▶ [What you should do]:
Write the entries out again exactly as they stand, but without the pictures.

▶ [Extracted material]:
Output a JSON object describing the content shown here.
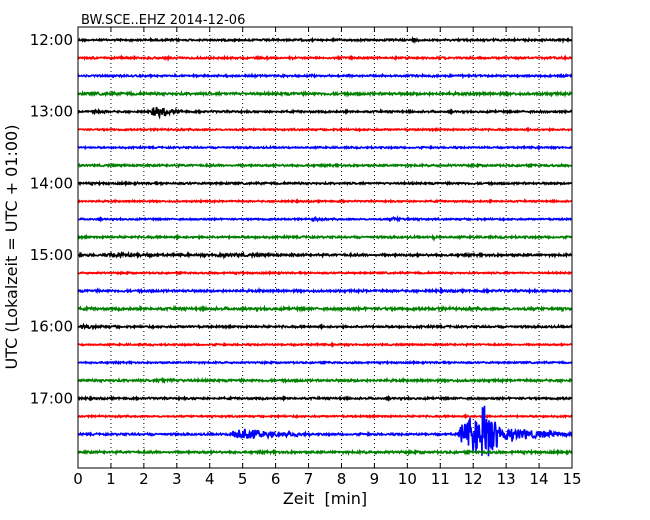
{
  "chart_data": {
    "type": "line",
    "title": "BW.SCE..EHZ 2014-12-06",
    "xlabel": "Zeit  [min]",
    "ylabel": "UTC (Lokalzeit = UTC + 01:00)",
    "xlim": [
      0,
      15
    ],
    "x_ticks": [
      "0",
      "1",
      "2",
      "3",
      "4",
      "5",
      "6",
      "7",
      "8",
      "9",
      "10",
      "11",
      "12",
      "13",
      "14",
      "15"
    ],
    "y_tick_labels": [
      "12:00",
      "13:00",
      "14:00",
      "15:00",
      "16:00",
      "17:00"
    ],
    "trace_start_times": [
      "12:00",
      "12:15",
      "12:30",
      "12:45",
      "13:00",
      "13:15",
      "13:30",
      "13:45",
      "14:00",
      "14:15",
      "14:30",
      "14:45",
      "15:00",
      "15:15",
      "15:30",
      "15:45",
      "16:00",
      "16:15",
      "16:30",
      "16:45",
      "17:00",
      "17:15",
      "17:30",
      "17:45"
    ],
    "trace_interval_min": 15,
    "colors": [
      "#000000",
      "#ff0000",
      "#0000ff",
      "#008000"
    ],
    "grid": "vertical dotted",
    "amplitude_unit": "fraction of trace spacing",
    "noise_levels": [
      0.06,
      0.06,
      0.06,
      0.08,
      0.06,
      0.05,
      0.05,
      0.06,
      0.06,
      0.05,
      0.05,
      0.06,
      0.07,
      0.05,
      0.07,
      0.08,
      0.06,
      0.05,
      0.05,
      0.07,
      0.06,
      0.05,
      0.06,
      0.07
    ],
    "events": [
      {
        "trace": 0,
        "start": 10.1,
        "duration": 0.3,
        "amplitude": 0.12
      },
      {
        "trace": 4,
        "start": 0.4,
        "duration": 0.6,
        "amplitude": 0.12
      },
      {
        "trace": 4,
        "start": 2.2,
        "duration": 1.1,
        "amplitude": 0.5
      },
      {
        "trace": 10,
        "start": 7.1,
        "duration": 0.4,
        "amplitude": 0.2
      },
      {
        "trace": 10,
        "start": 9.4,
        "duration": 1.2,
        "amplitude": 0.1
      },
      {
        "trace": 11,
        "start": 10.75,
        "duration": 0.3,
        "amplitude": 0.15
      },
      {
        "trace": 12,
        "start": 0.9,
        "duration": 1.8,
        "amplitude": 0.15
      },
      {
        "trace": 12,
        "start": 4.0,
        "duration": 2.5,
        "amplitude": 0.08
      },
      {
        "trace": 16,
        "start": 0.0,
        "duration": 1.3,
        "amplitude": 0.12
      },
      {
        "trace": 19,
        "start": 2.4,
        "duration": 1.2,
        "amplitude": 0.12
      },
      {
        "trace": 22,
        "start": 4.55,
        "duration": 2.5,
        "amplitude": 0.6
      },
      {
        "trace": 22,
        "start": 11.5,
        "duration": 3.5,
        "amplitude": 1.6
      },
      {
        "trace": 22,
        "start": 12.2,
        "duration": 0.6,
        "amplitude": 2.8
      }
    ]
  }
}
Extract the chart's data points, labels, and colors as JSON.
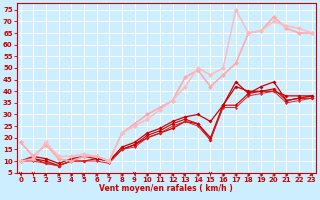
{
  "xlabel": "Vent moyen/en rafales ( km/h )",
  "bg_color": "#cceeff",
  "grid_color": "#ffffff",
  "x_ticks": [
    0,
    1,
    2,
    3,
    4,
    5,
    6,
    7,
    8,
    9,
    10,
    11,
    12,
    13,
    14,
    15,
    16,
    17,
    18,
    19,
    20,
    21,
    22,
    23
  ],
  "y_ticks": [
    5,
    10,
    15,
    20,
    25,
    30,
    35,
    40,
    45,
    50,
    55,
    60,
    65,
    70,
    75
  ],
  "xlim": [
    -0.3,
    23.3
  ],
  "ylim": [
    5,
    78
  ],
  "lines": [
    {
      "x": [
        0,
        1,
        2,
        3,
        4,
        5,
        6,
        7,
        8,
        9,
        10,
        11,
        12,
        13,
        14,
        15,
        16,
        17,
        18,
        19,
        20,
        21,
        22,
        23
      ],
      "y": [
        10,
        11,
        10,
        8,
        10,
        12,
        11,
        10,
        15,
        17,
        20,
        22,
        24,
        27,
        26,
        20,
        34,
        42,
        40,
        40,
        40,
        38,
        38,
        38
      ],
      "color": "#cc0000",
      "lw": 0.9,
      "ms": 2.0
    },
    {
      "x": [
        0,
        1,
        2,
        3,
        4,
        5,
        6,
        7,
        8,
        9,
        10,
        11,
        12,
        13,
        14,
        15,
        16,
        17,
        18,
        19,
        20,
        21,
        22,
        23
      ],
      "y": [
        10,
        12,
        11,
        9,
        11,
        12,
        12,
        10,
        16,
        18,
        22,
        24,
        27,
        29,
        30,
        27,
        34,
        44,
        39,
        42,
        44,
        36,
        37,
        38
      ],
      "color": "#cc0000",
      "lw": 0.9,
      "ms": 2.0
    },
    {
      "x": [
        0,
        1,
        2,
        3,
        4,
        5,
        6,
        7,
        8,
        9,
        10,
        11,
        12,
        13,
        14,
        15,
        16,
        17,
        18,
        19,
        20,
        21,
        22,
        23
      ],
      "y": [
        10,
        11,
        9,
        8,
        10,
        10,
        11,
        10,
        15,
        17,
        21,
        23,
        26,
        28,
        26,
        19,
        34,
        34,
        39,
        40,
        41,
        36,
        37,
        37
      ],
      "color": "#cc0000",
      "lw": 0.8,
      "ms": 2.0
    },
    {
      "x": [
        0,
        1,
        2,
        3,
        4,
        5,
        6,
        7,
        8,
        9,
        10,
        11,
        12,
        13,
        14,
        15,
        16,
        17,
        18,
        19,
        20,
        21,
        22,
        23
      ],
      "y": [
        10,
        10,
        9,
        8,
        10,
        10,
        10,
        9,
        15,
        16,
        20,
        22,
        25,
        27,
        25,
        19,
        33,
        33,
        38,
        39,
        40,
        35,
        36,
        37
      ],
      "color": "#dd2222",
      "lw": 0.7,
      "ms": 1.5
    },
    {
      "x": [
        0,
        1,
        2,
        3,
        4,
        5,
        6,
        7,
        8,
        9,
        10,
        11,
        12,
        13,
        14,
        15,
        16,
        17,
        18,
        19,
        20,
        21,
        22,
        23
      ],
      "y": [
        18,
        12,
        17,
        11,
        10,
        12,
        12,
        10,
        22,
        26,
        30,
        33,
        36,
        46,
        49,
        42,
        47,
        52,
        65,
        66,
        72,
        67,
        65,
        65
      ],
      "color": "#ffaaaa",
      "lw": 1.2,
      "ms": 2.5
    },
    {
      "x": [
        0,
        1,
        2,
        3,
        4,
        5,
        6,
        7,
        8,
        9,
        10,
        11,
        12,
        13,
        14,
        15,
        16,
        17,
        18,
        19,
        20,
        21,
        22,
        23
      ],
      "y": [
        10,
        11,
        18,
        12,
        12,
        13,
        12,
        10,
        22,
        25,
        28,
        32,
        36,
        42,
        50,
        47,
        50,
        75,
        65,
        66,
        70,
        68,
        67,
        65
      ],
      "color": "#ffbbbb",
      "lw": 1.1,
      "ms": 2.5
    }
  ],
  "arrow_angles": [
    0,
    0,
    45,
    90,
    90,
    135,
    90,
    135,
    90,
    0,
    90,
    135,
    90,
    135,
    90,
    0,
    90,
    90,
    90,
    90,
    90,
    90,
    90,
    45
  ],
  "xlabel_fontsize": 5.5,
  "tick_fontsize": 5.0
}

▶ [Completed exercise]:
Output a JSON object describing the content shown here.
{
  "chart_data": {
    "type": "line",
    "title": "BW.SCE..EHZ 2014-12-06",
    "xlabel": "Zeit  [min]",
    "ylabel": "UTC (Lokalzeit = UTC + 01:00)",
    "xlim": [
      0,
      15
    ],
    "x_ticks": [
      "0",
      "1",
      "2",
      "3",
      "4",
      "5",
      "6",
      "7",
      "8",
      "9",
      "10",
      "11",
      "12",
      "13",
      "14",
      "15"
    ],
    "y_tick_labels": [
      "12:00",
      "13:00",
      "14:00",
      "15:00",
      "16:00",
      "17:00"
    ],
    "trace_start_times": [
      "12:00",
      "12:15",
      "12:30",
      "12:45",
      "13:00",
      "13:15",
      "13:30",
      "13:45",
      "14:00",
      "14:15",
      "14:30",
      "14:45",
      "15:00",
      "15:15",
      "15:30",
      "15:45",
      "16:00",
      "16:15",
      "16:30",
      "16:45",
      "17:00",
      "17:15",
      "17:30",
      "17:45"
    ],
    "trace_interval_min": 15,
    "colors": [
      "#000000",
      "#ff0000",
      "#0000ff",
      "#008000"
    ],
    "grid": "vertical dotted",
    "amplitude_unit": "fraction of trace spacing",
    "noise_levels": [
      0.06,
      0.06,
      0.06,
      0.08,
      0.06,
      0.05,
      0.05,
      0.06,
      0.06,
      0.05,
      0.05,
      0.06,
      0.07,
      0.05,
      0.07,
      0.08,
      0.06,
      0.05,
      0.05,
      0.07,
      0.06,
      0.05,
      0.06,
      0.07
    ],
    "events": [
      {
        "trace": 0,
        "start": 10.1,
        "duration": 0.3,
        "amplitude": 0.12
      },
      {
        "trace": 4,
        "start": 0.4,
        "duration": 0.6,
        "amplitude": 0.12
      },
      {
        "trace": 4,
        "start": 2.2,
        "duration": 1.1,
        "amplitude": 0.5
      },
      {
        "trace": 10,
        "start": 7.1,
        "duration": 0.4,
        "amplitude": 0.2
      },
      {
        "trace": 10,
        "start": 9.4,
        "duration": 1.2,
        "amplitude": 0.1
      },
      {
        "trace": 11,
        "start": 10.75,
        "duration": 0.3,
        "amplitude": 0.15
      },
      {
        "trace": 12,
        "start": 0.9,
        "duration": 1.8,
        "amplitude": 0.15
      },
      {
        "trace": 12,
        "start": 4.0,
        "duration": 2.5,
        "amplitude": 0.08
      },
      {
        "trace": 16,
        "start": 0.0,
        "duration": 1.3,
        "amplitude": 0.12
      },
      {
        "trace": 19,
        "start": 2.4,
        "duration": 1.2,
        "amplitude": 0.12
      },
      {
        "trace": 22,
        "start": 4.55,
        "duration": 2.5,
        "amplitude": 0.6
      },
      {
        "trace": 22,
        "start": 11.5,
        "duration": 3.5,
        "amplitude": 1.6
      },
      {
        "trace": 22,
        "start": 12.2,
        "duration": 0.6,
        "amplitude": 2.8
      }
    ]
  }
}
Extract the chart's data points, labels, and colors as JSON.
{
  "xlabel": "Vent moyen/en rafales ( km/h )",
  "bg_color": "#cceeff",
  "grid_color": "#ffffff",
  "x_ticks": [
    0,
    1,
    2,
    3,
    4,
    5,
    6,
    7,
    8,
    9,
    10,
    11,
    12,
    13,
    14,
    15,
    16,
    17,
    18,
    19,
    20,
    21,
    22,
    23
  ],
  "y_ticks": [
    5,
    10,
    15,
    20,
    25,
    30,
    35,
    40,
    45,
    50,
    55,
    60,
    65,
    70,
    75
  ],
  "xlim": [
    -0.3,
    23.3
  ],
  "ylim": [
    5,
    78
  ],
  "lines": [
    {
      "x": [
        0,
        1,
        2,
        3,
        4,
        5,
        6,
        7,
        8,
        9,
        10,
        11,
        12,
        13,
        14,
        15,
        16,
        17,
        18,
        19,
        20,
        21,
        22,
        23
      ],
      "y": [
        10,
        11,
        10,
        8,
        10,
        12,
        11,
        10,
        15,
        17,
        20,
        22,
        24,
        27,
        26,
        20,
        34,
        42,
        40,
        40,
        40,
        38,
        38,
        38
      ],
      "color": "#cc0000",
      "lw": 0.9,
      "ms": 2.0
    },
    {
      "x": [
        0,
        1,
        2,
        3,
        4,
        5,
        6,
        7,
        8,
        9,
        10,
        11,
        12,
        13,
        14,
        15,
        16,
        17,
        18,
        19,
        20,
        21,
        22,
        23
      ],
      "y": [
        10,
        12,
        11,
        9,
        11,
        12,
        12,
        10,
        16,
        18,
        22,
        24,
        27,
        29,
        30,
        27,
        34,
        44,
        39,
        42,
        44,
        36,
        37,
        38
      ],
      "color": "#cc0000",
      "lw": 0.9,
      "ms": 2.0
    },
    {
      "x": [
        0,
        1,
        2,
        3,
        4,
        5,
        6,
        7,
        8,
        9,
        10,
        11,
        12,
        13,
        14,
        15,
        16,
        17,
        18,
        19,
        20,
        21,
        22,
        23
      ],
      "y": [
        10,
        11,
        9,
        8,
        10,
        10,
        11,
        10,
        15,
        17,
        21,
        23,
        26,
        28,
        26,
        19,
        34,
        34,
        39,
        40,
        41,
        36,
        37,
        37
      ],
      "color": "#cc0000",
      "lw": 0.8,
      "ms": 2.0
    },
    {
      "x": [
        0,
        1,
        2,
        3,
        4,
        5,
        6,
        7,
        8,
        9,
        10,
        11,
        12,
        13,
        14,
        15,
        16,
        17,
        18,
        19,
        20,
        21,
        22,
        23
      ],
      "y": [
        10,
        10,
        9,
        8,
        10,
        10,
        10,
        9,
        15,
        16,
        20,
        22,
        25,
        27,
        25,
        19,
        33,
        33,
        38,
        39,
        40,
        35,
        36,
        37
      ],
      "color": "#dd2222",
      "lw": 0.7,
      "ms": 1.5
    },
    {
      "x": [
        0,
        1,
        2,
        3,
        4,
        5,
        6,
        7,
        8,
        9,
        10,
        11,
        12,
        13,
        14,
        15,
        16,
        17,
        18,
        19,
        20,
        21,
        22,
        23
      ],
      "y": [
        18,
        12,
        17,
        11,
        10,
        12,
        12,
        10,
        22,
        26,
        30,
        33,
        36,
        46,
        49,
        42,
        47,
        52,
        65,
        66,
        72,
        67,
        65,
        65
      ],
      "color": "#ffaaaa",
      "lw": 1.2,
      "ms": 2.5
    },
    {
      "x": [
        0,
        1,
        2,
        3,
        4,
        5,
        6,
        7,
        8,
        9,
        10,
        11,
        12,
        13,
        14,
        15,
        16,
        17,
        18,
        19,
        20,
        21,
        22,
        23
      ],
      "y": [
        10,
        11,
        18,
        12,
        12,
        13,
        12,
        10,
        22,
        25,
        28,
        32,
        36,
        42,
        50,
        47,
        50,
        75,
        65,
        66,
        70,
        68,
        67,
        65
      ],
      "color": "#ffbbbb",
      "lw": 1.1,
      "ms": 2.5
    }
  ],
  "arrow_angles": [
    0,
    0,
    45,
    90,
    90,
    135,
    90,
    135,
    90,
    0,
    90,
    135,
    90,
    135,
    90,
    0,
    90,
    90,
    90,
    90,
    90,
    90,
    90,
    45
  ],
  "xlabel_fontsize": 5.5,
  "tick_fontsize": 5.0
}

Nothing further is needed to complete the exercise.